--- Start Data to process ---

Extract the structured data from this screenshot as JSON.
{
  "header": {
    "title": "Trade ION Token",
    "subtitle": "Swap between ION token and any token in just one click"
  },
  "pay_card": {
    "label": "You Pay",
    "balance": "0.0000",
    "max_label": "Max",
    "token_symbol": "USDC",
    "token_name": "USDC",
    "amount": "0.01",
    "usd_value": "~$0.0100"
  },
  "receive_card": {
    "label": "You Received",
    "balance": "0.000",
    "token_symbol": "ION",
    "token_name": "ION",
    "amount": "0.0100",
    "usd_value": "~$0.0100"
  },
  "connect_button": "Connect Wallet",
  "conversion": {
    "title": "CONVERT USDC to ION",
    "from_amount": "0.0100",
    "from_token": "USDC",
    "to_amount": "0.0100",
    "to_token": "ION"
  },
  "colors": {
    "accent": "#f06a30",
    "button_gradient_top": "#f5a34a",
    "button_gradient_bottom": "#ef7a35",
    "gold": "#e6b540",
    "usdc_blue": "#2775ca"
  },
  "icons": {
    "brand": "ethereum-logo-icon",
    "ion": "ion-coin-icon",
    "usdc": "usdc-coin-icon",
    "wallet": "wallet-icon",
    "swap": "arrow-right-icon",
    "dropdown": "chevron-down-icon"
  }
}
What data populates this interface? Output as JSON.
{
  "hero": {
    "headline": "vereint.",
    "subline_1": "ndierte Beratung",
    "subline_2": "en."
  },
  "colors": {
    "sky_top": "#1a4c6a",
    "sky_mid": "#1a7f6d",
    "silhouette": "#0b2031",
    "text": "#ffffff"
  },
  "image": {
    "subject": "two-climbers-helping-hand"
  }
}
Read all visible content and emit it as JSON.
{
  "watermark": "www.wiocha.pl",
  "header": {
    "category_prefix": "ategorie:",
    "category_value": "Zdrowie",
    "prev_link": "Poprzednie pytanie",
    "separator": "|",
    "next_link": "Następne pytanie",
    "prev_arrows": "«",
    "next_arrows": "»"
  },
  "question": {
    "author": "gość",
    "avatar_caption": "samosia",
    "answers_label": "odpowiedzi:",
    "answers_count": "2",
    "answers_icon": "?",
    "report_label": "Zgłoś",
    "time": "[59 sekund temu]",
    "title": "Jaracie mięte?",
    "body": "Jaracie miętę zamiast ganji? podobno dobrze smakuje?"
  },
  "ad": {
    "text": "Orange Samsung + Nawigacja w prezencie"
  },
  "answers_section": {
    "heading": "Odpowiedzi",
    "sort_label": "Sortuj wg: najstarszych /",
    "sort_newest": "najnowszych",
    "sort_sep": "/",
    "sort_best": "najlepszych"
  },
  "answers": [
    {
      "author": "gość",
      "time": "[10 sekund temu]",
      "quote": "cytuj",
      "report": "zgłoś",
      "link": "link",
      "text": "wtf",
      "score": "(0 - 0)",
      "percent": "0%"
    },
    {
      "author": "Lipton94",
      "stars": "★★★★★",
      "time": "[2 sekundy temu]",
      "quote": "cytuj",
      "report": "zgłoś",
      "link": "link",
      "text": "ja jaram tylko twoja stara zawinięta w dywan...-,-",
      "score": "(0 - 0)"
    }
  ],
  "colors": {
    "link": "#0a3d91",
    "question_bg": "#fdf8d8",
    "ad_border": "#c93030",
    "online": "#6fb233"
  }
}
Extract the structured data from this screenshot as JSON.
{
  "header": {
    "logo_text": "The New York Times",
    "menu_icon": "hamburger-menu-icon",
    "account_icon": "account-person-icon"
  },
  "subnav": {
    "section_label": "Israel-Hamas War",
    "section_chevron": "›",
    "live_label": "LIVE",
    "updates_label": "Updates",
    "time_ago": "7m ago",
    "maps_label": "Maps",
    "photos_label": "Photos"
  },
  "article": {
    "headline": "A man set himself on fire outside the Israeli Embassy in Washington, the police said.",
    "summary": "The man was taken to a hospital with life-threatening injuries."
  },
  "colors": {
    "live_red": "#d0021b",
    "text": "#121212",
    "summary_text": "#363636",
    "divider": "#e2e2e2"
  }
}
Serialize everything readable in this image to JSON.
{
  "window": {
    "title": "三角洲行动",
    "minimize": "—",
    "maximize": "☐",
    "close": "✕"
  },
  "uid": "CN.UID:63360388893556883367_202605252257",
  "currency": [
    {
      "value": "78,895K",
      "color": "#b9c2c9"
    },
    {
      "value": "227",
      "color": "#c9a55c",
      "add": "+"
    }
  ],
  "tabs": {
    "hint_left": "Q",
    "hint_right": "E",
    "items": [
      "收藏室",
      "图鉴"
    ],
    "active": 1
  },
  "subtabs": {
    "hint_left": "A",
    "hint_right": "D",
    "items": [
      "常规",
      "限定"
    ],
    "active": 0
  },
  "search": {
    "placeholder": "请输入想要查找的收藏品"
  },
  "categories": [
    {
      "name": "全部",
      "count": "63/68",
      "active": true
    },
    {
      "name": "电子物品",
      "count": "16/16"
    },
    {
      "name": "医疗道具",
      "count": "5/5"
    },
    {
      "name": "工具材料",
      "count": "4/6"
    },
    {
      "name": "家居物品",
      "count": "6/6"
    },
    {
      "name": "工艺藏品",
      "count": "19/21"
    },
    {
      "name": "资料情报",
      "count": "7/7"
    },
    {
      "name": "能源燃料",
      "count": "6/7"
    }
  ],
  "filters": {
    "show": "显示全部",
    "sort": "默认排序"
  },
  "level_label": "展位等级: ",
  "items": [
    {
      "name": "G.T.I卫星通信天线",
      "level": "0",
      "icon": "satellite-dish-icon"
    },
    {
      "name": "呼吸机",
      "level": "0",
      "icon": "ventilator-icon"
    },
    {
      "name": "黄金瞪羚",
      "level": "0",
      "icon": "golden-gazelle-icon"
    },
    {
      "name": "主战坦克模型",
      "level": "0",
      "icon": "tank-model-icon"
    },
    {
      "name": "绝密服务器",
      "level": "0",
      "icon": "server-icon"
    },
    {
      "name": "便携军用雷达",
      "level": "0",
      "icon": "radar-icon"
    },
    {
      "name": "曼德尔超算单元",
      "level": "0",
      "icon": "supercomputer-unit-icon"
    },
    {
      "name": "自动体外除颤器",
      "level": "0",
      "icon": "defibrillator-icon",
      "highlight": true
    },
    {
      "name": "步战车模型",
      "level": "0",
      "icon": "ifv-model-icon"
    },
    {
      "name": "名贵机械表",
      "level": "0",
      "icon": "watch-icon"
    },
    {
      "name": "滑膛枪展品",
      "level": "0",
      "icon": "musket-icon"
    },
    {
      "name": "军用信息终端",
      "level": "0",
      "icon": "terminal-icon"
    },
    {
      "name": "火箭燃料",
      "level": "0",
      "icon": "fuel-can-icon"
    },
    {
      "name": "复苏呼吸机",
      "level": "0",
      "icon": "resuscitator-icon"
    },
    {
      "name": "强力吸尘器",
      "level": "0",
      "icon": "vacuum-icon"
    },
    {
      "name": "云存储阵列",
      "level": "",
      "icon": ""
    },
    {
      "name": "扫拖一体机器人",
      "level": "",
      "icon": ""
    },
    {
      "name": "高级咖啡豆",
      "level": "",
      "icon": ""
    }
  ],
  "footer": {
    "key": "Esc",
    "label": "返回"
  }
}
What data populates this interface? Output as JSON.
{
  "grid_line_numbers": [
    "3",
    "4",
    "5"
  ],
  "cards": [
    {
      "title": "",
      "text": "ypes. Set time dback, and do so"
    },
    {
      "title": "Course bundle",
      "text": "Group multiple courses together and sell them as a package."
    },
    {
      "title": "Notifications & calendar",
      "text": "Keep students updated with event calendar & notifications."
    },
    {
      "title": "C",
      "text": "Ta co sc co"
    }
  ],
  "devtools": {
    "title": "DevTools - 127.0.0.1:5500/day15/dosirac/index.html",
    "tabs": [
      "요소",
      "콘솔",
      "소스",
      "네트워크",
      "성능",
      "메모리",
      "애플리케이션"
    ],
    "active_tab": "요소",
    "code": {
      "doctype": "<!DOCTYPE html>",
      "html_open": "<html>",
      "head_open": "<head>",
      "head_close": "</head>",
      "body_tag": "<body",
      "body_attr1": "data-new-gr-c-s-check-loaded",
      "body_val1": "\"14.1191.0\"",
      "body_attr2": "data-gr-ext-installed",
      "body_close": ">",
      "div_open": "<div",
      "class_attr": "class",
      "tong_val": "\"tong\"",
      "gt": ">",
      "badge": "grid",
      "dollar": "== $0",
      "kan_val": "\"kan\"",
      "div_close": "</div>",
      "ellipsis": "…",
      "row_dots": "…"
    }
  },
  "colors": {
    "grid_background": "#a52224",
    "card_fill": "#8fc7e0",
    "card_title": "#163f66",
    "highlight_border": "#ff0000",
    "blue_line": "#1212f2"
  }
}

--- End Data to process ---

Directions for this task: Whichever lines contain the string "coin", select and copy them.

Finished task:
    "ion": "ion-coin-icon",
    "usdc": "usdc-coin-icon",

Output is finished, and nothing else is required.